Input rows ▸
|---|

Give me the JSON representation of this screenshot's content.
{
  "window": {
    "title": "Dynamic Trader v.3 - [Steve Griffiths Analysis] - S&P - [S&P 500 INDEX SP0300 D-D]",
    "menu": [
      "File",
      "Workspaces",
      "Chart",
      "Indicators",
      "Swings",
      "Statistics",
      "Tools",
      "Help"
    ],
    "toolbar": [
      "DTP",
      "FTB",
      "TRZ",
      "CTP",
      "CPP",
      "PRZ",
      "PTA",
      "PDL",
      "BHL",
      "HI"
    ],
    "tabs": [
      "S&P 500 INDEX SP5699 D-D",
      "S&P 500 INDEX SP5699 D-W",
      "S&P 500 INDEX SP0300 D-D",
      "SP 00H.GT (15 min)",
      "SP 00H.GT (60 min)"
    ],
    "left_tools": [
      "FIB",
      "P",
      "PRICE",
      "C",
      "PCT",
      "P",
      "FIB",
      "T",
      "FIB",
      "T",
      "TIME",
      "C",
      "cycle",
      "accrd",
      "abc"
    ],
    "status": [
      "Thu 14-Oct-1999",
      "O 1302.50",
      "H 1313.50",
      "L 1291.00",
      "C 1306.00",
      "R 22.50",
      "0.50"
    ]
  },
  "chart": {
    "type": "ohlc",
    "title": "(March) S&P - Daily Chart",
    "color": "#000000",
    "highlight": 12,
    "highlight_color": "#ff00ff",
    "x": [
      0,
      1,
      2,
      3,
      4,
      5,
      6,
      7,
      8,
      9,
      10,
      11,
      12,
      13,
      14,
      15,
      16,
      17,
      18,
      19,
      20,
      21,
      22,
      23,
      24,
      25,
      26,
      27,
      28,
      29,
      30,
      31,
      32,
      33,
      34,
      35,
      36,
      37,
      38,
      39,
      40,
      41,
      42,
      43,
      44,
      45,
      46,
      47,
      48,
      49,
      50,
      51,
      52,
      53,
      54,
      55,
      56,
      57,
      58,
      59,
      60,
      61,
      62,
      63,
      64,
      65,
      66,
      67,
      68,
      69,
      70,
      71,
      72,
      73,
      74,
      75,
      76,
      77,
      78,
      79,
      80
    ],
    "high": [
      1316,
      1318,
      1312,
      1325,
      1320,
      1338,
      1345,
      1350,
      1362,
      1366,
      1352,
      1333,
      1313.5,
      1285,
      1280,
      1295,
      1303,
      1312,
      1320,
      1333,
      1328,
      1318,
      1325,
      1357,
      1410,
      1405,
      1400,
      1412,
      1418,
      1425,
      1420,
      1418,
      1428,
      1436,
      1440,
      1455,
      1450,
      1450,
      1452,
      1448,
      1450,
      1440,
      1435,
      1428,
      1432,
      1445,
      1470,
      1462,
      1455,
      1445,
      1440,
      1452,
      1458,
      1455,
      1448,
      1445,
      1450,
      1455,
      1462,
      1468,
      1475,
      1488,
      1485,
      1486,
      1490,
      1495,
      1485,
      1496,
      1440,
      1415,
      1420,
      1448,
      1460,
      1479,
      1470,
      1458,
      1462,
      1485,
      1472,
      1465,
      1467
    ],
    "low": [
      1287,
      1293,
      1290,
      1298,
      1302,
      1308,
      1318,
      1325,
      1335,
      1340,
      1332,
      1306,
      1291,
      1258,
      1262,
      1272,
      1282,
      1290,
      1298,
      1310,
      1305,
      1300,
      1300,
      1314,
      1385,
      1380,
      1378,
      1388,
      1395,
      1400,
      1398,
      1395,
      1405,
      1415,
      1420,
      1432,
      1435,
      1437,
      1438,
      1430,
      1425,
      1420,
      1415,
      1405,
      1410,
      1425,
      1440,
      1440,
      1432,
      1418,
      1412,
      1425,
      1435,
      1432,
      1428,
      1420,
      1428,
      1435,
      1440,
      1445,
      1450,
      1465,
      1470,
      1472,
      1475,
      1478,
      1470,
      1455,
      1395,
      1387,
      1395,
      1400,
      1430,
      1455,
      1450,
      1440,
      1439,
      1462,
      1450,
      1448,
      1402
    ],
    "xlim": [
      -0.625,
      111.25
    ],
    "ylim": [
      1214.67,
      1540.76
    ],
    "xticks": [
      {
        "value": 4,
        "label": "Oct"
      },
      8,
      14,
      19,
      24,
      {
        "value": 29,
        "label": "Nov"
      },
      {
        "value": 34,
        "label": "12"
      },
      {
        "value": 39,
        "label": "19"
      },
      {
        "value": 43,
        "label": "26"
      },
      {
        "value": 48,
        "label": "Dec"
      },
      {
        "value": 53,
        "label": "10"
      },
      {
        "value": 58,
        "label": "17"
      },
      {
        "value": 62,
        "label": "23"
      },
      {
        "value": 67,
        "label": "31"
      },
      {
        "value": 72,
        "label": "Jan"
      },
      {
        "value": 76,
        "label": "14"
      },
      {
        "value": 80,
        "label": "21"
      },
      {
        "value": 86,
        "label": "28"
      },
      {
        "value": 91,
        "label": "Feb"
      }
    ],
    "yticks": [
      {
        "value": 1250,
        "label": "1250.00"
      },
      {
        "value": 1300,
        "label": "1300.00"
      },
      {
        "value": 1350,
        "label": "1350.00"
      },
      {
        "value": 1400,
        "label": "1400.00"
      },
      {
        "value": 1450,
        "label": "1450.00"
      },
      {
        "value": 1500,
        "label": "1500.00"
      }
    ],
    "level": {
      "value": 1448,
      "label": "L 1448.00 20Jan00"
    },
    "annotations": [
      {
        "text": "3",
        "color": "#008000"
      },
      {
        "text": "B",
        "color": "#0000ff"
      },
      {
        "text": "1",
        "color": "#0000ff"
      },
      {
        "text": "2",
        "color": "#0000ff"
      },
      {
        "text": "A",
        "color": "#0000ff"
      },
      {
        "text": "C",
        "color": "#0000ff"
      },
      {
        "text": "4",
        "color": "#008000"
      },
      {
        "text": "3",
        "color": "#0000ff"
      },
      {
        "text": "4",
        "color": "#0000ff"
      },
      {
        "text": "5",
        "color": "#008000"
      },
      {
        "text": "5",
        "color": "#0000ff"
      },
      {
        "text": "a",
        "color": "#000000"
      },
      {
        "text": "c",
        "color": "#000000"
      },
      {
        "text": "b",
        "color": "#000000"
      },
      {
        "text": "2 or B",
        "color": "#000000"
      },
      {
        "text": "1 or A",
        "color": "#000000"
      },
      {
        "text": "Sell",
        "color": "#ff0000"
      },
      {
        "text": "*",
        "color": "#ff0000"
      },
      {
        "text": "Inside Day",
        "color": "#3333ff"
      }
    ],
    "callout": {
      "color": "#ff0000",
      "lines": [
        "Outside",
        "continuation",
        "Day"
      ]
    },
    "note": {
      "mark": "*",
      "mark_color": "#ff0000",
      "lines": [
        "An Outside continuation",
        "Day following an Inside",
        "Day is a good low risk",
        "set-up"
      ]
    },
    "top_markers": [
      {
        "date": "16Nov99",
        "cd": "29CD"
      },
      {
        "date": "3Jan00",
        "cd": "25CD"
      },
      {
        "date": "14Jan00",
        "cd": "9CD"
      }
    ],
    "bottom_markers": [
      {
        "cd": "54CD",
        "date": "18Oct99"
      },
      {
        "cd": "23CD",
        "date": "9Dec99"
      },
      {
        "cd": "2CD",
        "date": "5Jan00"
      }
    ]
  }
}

|---|

Your objective ▸ Provide only the number of lines in the records containing the string "date".

Complete answer ▸ 6